▶ **Task goal**
Where a line holds "ffffff", copy it.

▶ **Material for this task**
·····

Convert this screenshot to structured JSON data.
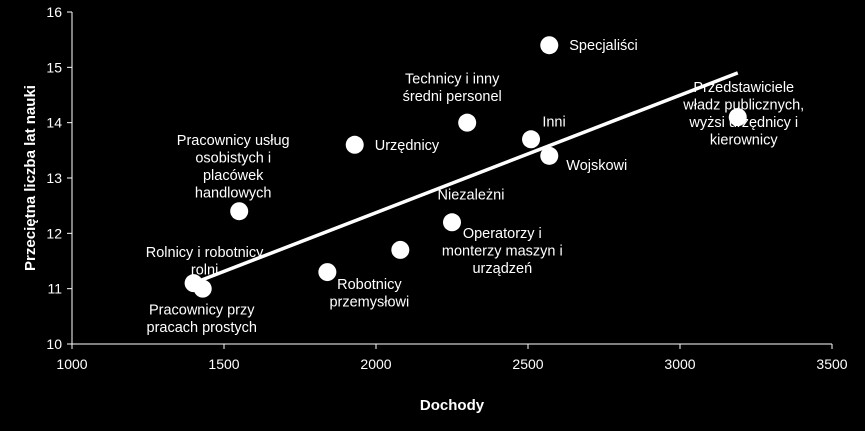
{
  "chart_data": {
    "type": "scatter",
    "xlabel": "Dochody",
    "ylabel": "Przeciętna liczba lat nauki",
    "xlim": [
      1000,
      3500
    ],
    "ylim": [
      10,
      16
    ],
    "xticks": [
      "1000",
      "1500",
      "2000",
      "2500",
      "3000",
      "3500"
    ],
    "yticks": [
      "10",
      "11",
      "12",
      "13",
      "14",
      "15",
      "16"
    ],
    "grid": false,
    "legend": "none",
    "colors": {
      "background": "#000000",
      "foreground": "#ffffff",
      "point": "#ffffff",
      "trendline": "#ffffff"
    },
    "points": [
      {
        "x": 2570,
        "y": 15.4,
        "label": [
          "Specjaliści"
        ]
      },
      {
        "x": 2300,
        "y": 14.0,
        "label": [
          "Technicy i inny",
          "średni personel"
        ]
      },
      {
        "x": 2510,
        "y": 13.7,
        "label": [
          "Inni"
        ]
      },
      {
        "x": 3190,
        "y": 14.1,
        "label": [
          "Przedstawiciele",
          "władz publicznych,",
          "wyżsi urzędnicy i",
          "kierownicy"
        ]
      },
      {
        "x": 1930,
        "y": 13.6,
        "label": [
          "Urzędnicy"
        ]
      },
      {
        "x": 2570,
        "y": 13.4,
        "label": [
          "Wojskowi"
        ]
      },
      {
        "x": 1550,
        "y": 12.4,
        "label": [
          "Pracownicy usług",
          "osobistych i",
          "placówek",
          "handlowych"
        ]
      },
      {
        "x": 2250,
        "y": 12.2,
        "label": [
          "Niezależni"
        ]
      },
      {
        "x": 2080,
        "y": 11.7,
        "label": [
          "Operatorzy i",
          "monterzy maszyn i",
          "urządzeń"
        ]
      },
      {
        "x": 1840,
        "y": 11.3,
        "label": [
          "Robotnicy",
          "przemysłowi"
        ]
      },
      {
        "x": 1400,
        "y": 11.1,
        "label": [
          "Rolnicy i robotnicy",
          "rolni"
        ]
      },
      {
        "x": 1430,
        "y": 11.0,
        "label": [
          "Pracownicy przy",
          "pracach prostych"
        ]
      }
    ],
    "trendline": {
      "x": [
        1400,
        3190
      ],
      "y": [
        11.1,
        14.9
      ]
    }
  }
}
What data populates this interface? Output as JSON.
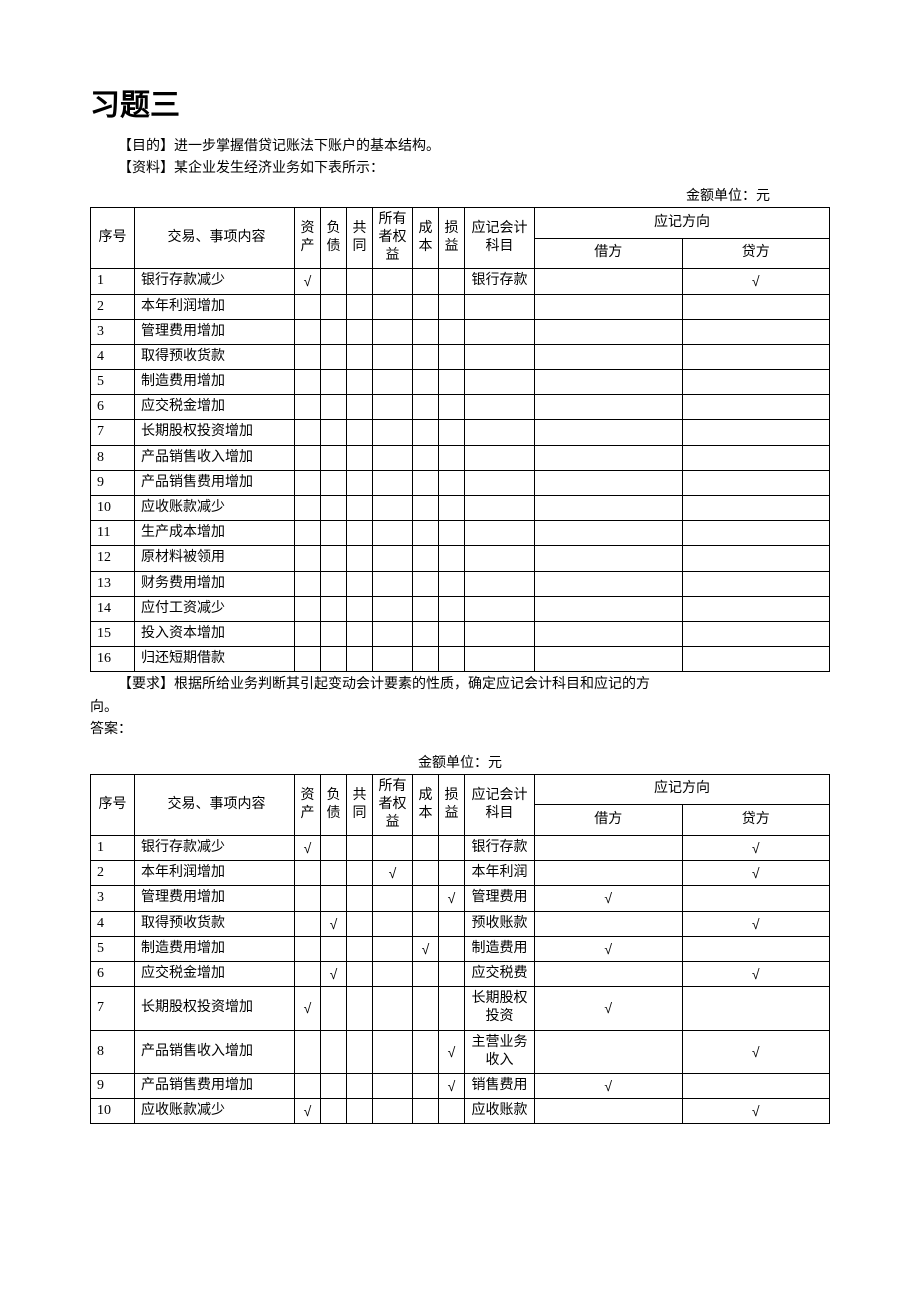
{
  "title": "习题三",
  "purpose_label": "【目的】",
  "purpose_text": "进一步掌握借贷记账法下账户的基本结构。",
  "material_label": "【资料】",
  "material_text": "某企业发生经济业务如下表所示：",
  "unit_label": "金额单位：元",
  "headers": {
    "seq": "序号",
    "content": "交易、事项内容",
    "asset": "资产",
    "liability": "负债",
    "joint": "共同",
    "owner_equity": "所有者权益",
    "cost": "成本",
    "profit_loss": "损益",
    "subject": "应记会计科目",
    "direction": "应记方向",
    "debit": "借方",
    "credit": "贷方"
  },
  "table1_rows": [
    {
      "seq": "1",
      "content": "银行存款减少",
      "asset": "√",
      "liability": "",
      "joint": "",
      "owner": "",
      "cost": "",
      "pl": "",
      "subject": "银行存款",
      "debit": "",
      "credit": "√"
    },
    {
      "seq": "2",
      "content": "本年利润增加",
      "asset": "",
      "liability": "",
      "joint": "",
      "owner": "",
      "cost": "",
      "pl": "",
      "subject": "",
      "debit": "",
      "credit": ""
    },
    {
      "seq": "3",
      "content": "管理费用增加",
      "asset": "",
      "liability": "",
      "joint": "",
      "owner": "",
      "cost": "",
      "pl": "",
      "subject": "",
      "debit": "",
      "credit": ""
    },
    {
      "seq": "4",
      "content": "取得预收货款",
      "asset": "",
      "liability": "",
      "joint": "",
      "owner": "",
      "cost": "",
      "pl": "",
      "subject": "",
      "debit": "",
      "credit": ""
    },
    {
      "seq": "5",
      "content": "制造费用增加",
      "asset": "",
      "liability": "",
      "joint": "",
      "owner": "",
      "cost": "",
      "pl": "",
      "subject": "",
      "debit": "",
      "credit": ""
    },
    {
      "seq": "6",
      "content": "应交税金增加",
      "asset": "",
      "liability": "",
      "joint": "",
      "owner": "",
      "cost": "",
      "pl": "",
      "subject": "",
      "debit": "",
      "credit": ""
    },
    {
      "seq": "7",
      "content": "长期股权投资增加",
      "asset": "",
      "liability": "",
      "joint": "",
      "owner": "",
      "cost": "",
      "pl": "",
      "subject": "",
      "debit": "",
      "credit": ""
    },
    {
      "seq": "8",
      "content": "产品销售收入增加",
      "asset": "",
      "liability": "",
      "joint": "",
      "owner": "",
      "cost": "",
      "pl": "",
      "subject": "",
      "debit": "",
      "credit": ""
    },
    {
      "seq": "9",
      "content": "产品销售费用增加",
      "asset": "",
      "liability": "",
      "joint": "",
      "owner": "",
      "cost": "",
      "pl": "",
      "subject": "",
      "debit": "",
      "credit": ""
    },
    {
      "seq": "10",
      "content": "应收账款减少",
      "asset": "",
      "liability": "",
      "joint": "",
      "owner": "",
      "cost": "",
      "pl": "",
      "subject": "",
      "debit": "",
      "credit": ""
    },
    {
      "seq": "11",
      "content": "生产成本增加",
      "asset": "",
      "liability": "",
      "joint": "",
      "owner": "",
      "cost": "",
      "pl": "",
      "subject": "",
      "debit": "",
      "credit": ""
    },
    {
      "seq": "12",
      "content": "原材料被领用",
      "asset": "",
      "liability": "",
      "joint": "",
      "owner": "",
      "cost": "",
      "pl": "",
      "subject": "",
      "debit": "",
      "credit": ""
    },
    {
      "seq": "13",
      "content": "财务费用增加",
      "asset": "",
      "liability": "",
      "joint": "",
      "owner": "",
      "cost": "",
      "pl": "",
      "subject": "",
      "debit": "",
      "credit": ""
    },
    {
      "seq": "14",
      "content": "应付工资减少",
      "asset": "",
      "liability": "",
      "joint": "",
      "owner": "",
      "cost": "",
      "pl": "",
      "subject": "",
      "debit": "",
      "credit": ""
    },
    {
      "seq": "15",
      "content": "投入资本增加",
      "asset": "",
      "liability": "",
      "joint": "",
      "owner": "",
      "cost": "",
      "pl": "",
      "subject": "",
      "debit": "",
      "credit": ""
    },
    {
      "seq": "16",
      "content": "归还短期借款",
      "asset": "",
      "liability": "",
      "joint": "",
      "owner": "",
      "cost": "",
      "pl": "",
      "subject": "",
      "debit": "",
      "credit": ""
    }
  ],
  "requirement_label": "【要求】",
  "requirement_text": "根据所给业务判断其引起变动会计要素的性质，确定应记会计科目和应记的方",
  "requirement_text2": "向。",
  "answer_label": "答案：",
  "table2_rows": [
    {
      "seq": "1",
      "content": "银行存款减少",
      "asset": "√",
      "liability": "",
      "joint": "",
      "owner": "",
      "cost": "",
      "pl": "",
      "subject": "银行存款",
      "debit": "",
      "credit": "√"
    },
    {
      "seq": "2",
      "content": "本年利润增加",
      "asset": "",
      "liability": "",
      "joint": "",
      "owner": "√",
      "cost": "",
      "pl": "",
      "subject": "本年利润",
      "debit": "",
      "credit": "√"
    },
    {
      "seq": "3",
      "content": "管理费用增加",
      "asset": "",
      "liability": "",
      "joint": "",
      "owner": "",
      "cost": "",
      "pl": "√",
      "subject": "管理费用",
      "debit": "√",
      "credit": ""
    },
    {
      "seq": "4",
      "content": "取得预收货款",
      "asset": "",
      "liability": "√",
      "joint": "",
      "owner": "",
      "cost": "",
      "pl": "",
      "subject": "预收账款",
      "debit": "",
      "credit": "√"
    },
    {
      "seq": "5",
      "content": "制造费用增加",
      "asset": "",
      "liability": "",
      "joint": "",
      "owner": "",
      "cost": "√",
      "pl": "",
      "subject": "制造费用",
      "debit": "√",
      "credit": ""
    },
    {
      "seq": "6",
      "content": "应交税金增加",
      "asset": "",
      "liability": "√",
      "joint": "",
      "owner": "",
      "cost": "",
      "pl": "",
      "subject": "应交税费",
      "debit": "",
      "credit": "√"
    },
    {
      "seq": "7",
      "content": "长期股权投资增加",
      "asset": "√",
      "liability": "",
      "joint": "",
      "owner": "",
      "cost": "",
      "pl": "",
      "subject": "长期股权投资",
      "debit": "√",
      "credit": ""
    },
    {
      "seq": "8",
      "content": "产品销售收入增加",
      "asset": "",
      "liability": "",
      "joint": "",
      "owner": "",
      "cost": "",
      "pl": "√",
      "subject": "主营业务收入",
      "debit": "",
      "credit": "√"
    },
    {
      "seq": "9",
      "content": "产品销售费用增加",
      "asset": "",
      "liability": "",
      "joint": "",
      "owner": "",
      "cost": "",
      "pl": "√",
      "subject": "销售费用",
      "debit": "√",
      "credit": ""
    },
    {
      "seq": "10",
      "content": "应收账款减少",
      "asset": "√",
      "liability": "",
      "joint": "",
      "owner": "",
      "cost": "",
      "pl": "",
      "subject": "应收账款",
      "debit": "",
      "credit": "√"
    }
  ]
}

·····

▶ **Task output**
      "foreground": "#ffffff",
      "point": "#ffffff",
      "trendline": "#ffffff"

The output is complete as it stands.